== Stored rows

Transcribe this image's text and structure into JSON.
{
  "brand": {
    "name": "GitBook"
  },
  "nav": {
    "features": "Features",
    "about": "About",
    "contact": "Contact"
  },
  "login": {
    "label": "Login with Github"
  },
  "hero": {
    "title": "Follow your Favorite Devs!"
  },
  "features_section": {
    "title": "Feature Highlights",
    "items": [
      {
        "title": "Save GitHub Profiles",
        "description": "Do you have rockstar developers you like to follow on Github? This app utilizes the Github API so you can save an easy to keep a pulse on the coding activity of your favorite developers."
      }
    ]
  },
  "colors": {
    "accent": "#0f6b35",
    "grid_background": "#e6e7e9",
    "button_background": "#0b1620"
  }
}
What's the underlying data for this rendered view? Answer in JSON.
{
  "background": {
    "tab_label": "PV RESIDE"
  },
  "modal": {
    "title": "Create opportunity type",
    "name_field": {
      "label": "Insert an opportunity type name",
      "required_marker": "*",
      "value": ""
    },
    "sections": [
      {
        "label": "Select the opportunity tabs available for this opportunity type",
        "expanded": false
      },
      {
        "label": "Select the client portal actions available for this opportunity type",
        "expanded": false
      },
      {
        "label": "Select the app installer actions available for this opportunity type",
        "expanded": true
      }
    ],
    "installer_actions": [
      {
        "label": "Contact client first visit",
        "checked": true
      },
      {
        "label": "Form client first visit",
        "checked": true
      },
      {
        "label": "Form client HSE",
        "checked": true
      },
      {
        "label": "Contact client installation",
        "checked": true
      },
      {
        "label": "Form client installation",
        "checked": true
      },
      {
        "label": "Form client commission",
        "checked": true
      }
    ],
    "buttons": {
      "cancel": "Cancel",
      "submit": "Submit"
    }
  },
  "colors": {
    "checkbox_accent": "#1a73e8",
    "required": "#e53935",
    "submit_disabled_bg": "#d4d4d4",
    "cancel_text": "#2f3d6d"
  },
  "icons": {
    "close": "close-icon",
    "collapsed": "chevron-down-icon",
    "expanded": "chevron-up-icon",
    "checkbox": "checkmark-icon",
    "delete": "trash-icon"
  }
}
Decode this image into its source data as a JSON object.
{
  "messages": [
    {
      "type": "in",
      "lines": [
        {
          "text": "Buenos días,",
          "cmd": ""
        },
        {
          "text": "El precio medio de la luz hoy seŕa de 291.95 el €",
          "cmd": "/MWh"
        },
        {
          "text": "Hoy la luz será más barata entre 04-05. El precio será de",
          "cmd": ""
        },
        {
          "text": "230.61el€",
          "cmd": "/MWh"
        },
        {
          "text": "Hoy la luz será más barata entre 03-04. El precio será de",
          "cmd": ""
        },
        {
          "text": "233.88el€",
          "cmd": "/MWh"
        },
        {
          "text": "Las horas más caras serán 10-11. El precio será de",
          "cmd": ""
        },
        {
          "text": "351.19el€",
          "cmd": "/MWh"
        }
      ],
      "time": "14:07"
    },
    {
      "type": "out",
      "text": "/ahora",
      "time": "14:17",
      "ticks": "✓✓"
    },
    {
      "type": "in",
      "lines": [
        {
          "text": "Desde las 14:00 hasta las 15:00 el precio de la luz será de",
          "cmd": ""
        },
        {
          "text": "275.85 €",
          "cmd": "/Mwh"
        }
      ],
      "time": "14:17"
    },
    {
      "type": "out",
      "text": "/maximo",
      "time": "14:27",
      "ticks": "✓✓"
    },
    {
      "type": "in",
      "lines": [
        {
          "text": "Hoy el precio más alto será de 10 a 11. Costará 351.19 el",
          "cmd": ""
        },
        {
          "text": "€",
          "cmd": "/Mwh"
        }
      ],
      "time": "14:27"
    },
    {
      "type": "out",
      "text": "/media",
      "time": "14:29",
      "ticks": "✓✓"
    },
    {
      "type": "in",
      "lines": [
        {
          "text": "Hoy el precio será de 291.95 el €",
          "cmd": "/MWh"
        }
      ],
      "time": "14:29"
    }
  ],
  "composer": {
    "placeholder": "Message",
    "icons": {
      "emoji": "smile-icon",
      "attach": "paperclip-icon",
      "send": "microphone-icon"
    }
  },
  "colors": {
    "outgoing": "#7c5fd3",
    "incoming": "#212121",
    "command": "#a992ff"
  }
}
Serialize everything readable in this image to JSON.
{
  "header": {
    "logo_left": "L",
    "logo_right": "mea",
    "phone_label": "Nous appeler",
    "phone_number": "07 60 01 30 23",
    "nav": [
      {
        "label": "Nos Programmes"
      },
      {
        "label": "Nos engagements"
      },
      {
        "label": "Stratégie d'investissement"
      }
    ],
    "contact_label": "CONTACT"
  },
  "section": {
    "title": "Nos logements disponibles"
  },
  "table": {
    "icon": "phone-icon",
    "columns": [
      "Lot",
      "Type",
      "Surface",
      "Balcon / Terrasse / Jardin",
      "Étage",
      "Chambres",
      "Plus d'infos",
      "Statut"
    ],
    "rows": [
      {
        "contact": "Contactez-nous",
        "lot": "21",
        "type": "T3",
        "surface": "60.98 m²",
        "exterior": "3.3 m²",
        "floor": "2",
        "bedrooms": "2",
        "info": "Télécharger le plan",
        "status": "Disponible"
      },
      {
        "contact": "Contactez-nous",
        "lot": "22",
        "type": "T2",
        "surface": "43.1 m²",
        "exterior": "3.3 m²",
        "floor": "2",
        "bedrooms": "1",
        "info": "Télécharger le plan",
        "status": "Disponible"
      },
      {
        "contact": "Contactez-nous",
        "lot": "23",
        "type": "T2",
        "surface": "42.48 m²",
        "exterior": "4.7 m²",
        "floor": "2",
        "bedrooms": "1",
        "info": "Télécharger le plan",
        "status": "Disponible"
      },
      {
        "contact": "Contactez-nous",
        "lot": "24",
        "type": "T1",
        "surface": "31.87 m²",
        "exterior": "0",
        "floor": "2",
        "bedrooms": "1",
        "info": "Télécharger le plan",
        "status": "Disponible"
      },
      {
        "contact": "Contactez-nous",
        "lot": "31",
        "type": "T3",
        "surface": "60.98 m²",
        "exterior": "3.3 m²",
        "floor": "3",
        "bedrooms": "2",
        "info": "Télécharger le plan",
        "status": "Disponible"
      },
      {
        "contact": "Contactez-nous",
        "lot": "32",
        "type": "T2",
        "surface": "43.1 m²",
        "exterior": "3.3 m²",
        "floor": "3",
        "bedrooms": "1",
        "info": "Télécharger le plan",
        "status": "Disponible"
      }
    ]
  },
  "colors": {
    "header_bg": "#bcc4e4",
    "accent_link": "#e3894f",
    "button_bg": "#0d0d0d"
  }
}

====

- Required task
Return every record above exactly as it appears.

- Problem solution
Transcribe this image's text and structure into JSON.
{
  "brand": {
    "name": "GitBook"
  },
  "nav": {
    "features": "Features",
    "about": "About",
    "contact": "Contact"
  },
  "login": {
    "label": "Login with Github"
  },
  "hero": {
    "title": "Follow your Favorite Devs!"
  },
  "features_section": {
    "title": "Feature Highlights",
    "items": [
      {
        "title": "Save GitHub Profiles",
        "description": "Do you have rockstar developers you like to follow on Github? This app utilizes the Github API so you can save an easy to keep a pulse on the coding activity of your favorite developers."
      }
    ]
  },
  "colors": {
    "accent": "#0f6b35",
    "grid_background": "#e6e7e9",
    "button_background": "#0b1620"
  }
}
What's the underlying data for this rendered view? Answer in JSON.
{
  "background": {
    "tab_label": "PV RESIDE"
  },
  "modal": {
    "title": "Create opportunity type",
    "name_field": {
      "label": "Insert an opportunity type name",
      "required_marker": "*",
      "value": ""
    },
    "sections": [
      {
        "label": "Select the opportunity tabs available for this opportunity type",
        "expanded": false
      },
      {
        "label": "Select the client portal actions available for this opportunity type",
        "expanded": false
      },
      {
        "label": "Select the app installer actions available for this opportunity type",
        "expanded": true
      }
    ],
    "installer_actions": [
      {
        "label": "Contact client first visit",
        "checked": true
      },
      {
        "label": "Form client first visit",
        "checked": true
      },
      {
        "label": "Form client HSE",
        "checked": true
      },
      {
        "label": "Contact client installation",
        "checked": true
      },
      {
        "label": "Form client installation",
        "checked": true
      },
      {
        "label": "Form client commission",
        "checked": true
      }
    ],
    "buttons": {
      "cancel": "Cancel",
      "submit": "Submit"
    }
  },
  "colors": {
    "checkbox_accent": "#1a73e8",
    "required": "#e53935",
    "submit_disabled_bg": "#d4d4d4",
    "cancel_text": "#2f3d6d"
  },
  "icons": {
    "close": "close-icon",
    "collapsed": "chevron-down-icon",
    "expanded": "chevron-up-icon",
    "checkbox": "checkmark-icon",
    "delete": "trash-icon"
  }
}
Decode this image into its source data as a JSON object.
{
  "messages": [
    {
      "type": "in",
      "lines": [
        {
          "text": "Buenos días,",
          "cmd": ""
        },
        {
          "text": "El precio medio de la luz hoy seŕa de 291.95 el €",
          "cmd": "/MWh"
        },
        {
          "text": "Hoy la luz será más barata entre 04-05. El precio será de",
          "cmd": ""
        },
        {
          "text": "230.61el€",
          "cmd": "/MWh"
        },
        {
          "text": "Hoy la luz será más barata entre 03-04. El precio será de",
          "cmd": ""
        },
        {
          "text": "233.88el€",
          "cmd": "/MWh"
        },
        {
          "text": "Las horas más caras serán 10-11. El precio será de",
          "cmd": ""
        },
        {
          "text": "351.19el€",
          "cmd": "/MWh"
        }
      ],
      "time": "14:07"
    },
    {
      "type": "out",
      "text": "/ahora",
      "time": "14:17",
      "ticks": "✓✓"
    },
    {
      "type": "in",
      "lines": [
        {
          "text": "Desde las 14:00 hasta las 15:00 el precio de la luz será de",
          "cmd": ""
        },
        {
          "text": "275.85 €",
          "cmd": "/Mwh"
        }
      ],
      "time": "14:17"
    },
    {
      "type": "out",
      "text": "/maximo",
      "time": "14:27",
      "ticks": "✓✓"
    },
    {
      "type": "in",
      "lines": [
        {
          "text": "Hoy el precio más alto será de 10 a 11. Costará 351.19 el",
          "cmd": ""
        },
        {
          "text": "€",
          "cmd": "/Mwh"
        }
      ],
      "time": "14:27"
    },
    {
      "type": "out",
      "text": "/media",
      "time": "14:29",
      "ticks": "✓✓"
    },
    {
      "type": "in",
      "lines": [
        {
          "text": "Hoy el precio será de 291.95 el €",
          "cmd": "/MWh"
        }
      ],
      "time": "14:29"
    }
  ],
  "composer": {
    "placeholder": "Message",
    "icons": {
      "emoji": "smile-icon",
      "attach": "paperclip-icon",
      "send": "microphone-icon"
    }
  },
  "colors": {
    "outgoing": "#7c5fd3",
    "incoming": "#212121",
    "command": "#a992ff"
  }
}
Serialize everything readable in this image to JSON.
{
  "header": {
    "logo_left": "L",
    "logo_right": "mea",
    "phone_label": "Nous appeler",
    "phone_number": "07 60 01 30 23",
    "nav": [
      {
        "label": "Nos Programmes"
      },
      {
        "label": "Nos engagements"
      },
      {
        "label": "Stratégie d'investissement"
      }
    ],
    "contact_label": "CONTACT"
  },
  "section": {
    "title": "Nos logements disponibles"
  },
  "table": {
    "icon": "phone-icon",
    "columns": [
      "Lot",
      "Type",
      "Surface",
      "Balcon / Terrasse / Jardin",
      "Étage",
      "Chambres",
      "Plus d'infos",
      "Statut"
    ],
    "rows": [
      {
        "contact": "Contactez-nous",
        "lot": "21",
        "type": "T3",
        "surface": "60.98 m²",
        "exterior": "3.3 m²",
        "floor": "2",
        "bedrooms": "2",
        "info": "Télécharger le plan",
        "status": "Disponible"
      },
      {
        "contact": "Contactez-nous",
        "lot": "22",
        "type": "T2",
        "surface": "43.1 m²",
        "exterior": "3.3 m²",
        "floor": "2",
        "bedrooms": "1",
        "info": "Télécharger le plan",
        "status": "Disponible"
      },
      {
        "contact": "Contactez-nous",
        "lot": "23",
        "type": "T2",
        "surface": "42.48 m²",
        "exterior": "4.7 m²",
        "floor": "2",
        "bedrooms": "1",
        "info": "Télécharger le plan",
        "status": "Disponible"
      },
      {
        "contact": "Contactez-nous",
        "lot": "24",
        "type": "T1",
        "surface": "31.87 m²",
        "exterior": "0",
        "floor": "2",
        "bedrooms": "1",
        "info": "Télécharger le plan",
        "status": "Disponible"
      },
      {
        "contact": "Contactez-nous",
        "lot": "31",
        "type": "T3",
        "surface": "60.98 m²",
        "exterior": "3.3 m²",
        "floor": "3",
        "bedrooms": "2",
        "info": "Télécharger le plan",
        "status": "Disponible"
      },
      {
        "contact": "Contactez-nous",
        "lot": "32",
        "type": "T2",
        "surface": "43.1 m²",
        "exterior": "3.3 m²",
        "floor": "3",
        "bedrooms": "1",
        "info": "Télécharger le plan",
        "status": "Disponible"
      }
    ]
  },
  "colors": {
    "header_bg": "#bcc4e4",
    "accent_link": "#e3894f",
    "button_bg": "#0d0d0d"
  }
}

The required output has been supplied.